• Information shown:
----
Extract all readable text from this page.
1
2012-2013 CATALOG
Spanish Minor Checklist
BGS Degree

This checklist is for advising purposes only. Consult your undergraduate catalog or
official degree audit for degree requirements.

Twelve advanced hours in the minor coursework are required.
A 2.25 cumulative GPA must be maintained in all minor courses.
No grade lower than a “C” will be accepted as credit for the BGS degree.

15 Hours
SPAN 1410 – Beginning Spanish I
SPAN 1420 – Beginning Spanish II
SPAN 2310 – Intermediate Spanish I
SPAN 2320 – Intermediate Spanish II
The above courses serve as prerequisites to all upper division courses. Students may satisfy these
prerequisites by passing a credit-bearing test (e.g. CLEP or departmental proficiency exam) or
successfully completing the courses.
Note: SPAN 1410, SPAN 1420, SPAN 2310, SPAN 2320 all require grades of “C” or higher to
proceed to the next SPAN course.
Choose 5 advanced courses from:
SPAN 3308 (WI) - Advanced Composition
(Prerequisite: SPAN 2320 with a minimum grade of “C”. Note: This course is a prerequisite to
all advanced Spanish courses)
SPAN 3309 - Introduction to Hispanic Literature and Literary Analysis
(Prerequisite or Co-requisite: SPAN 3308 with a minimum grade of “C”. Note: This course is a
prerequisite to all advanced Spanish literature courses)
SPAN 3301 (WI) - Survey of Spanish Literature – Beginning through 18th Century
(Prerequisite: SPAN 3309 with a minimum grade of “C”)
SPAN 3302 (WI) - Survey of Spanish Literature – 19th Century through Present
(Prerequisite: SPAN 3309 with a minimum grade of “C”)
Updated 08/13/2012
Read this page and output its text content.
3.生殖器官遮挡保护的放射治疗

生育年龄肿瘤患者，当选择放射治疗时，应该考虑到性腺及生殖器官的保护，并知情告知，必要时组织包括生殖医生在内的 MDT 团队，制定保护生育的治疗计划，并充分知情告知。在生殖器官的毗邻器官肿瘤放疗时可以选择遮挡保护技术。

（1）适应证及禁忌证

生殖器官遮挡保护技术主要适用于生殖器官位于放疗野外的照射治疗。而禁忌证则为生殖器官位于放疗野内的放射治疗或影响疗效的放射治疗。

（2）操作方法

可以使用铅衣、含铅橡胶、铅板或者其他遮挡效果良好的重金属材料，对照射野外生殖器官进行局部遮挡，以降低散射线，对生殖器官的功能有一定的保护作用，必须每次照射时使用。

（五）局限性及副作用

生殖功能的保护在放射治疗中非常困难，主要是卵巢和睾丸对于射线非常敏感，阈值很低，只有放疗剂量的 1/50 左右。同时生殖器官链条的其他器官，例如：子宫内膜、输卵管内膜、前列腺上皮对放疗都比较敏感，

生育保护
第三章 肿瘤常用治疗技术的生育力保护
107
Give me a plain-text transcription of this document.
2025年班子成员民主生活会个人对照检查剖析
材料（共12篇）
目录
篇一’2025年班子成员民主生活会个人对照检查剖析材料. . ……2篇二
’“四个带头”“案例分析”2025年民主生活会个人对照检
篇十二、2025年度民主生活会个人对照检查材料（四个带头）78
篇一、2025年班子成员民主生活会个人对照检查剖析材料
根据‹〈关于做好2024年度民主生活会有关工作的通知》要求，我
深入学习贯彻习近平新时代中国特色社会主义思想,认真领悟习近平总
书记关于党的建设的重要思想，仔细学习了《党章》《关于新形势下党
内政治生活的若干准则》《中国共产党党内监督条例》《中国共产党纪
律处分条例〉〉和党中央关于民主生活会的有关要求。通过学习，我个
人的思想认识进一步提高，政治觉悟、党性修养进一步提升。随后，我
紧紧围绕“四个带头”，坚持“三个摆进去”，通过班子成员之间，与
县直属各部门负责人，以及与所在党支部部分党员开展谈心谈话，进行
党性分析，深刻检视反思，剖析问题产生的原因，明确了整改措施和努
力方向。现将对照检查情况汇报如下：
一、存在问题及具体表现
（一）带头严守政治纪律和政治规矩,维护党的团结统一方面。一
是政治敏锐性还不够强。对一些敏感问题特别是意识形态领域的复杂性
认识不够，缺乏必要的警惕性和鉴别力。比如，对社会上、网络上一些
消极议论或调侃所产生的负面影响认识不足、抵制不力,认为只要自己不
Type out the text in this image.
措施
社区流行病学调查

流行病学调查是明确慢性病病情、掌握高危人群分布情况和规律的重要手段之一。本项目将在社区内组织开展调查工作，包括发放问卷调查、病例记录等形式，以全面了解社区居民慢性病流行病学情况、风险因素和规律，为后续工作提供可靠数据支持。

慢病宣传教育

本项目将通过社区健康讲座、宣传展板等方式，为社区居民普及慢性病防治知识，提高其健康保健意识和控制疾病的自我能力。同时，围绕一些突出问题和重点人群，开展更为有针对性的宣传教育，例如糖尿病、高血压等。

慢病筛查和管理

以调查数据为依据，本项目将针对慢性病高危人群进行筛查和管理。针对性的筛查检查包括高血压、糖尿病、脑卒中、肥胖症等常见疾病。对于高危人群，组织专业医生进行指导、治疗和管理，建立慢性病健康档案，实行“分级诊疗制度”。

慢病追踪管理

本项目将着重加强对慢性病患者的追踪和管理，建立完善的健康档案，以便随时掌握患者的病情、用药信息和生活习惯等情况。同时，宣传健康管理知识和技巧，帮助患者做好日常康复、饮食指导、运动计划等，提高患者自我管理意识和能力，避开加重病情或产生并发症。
----
• Request: Filter out all lines lacking the word "Note" and copy the rest.

• Exercise answer:
Note: SPAN 1410, SPAN 1420, SPAN 2310, SPAN 2320 all require grades of “C” or higher to
(Prerequisite: SPAN 2320 with a minimum grade of “C”. Note: This course is a prerequisite to
(Prerequisite or Co-requisite: SPAN 3308 with a minimum grade of “C”. Note: This course is a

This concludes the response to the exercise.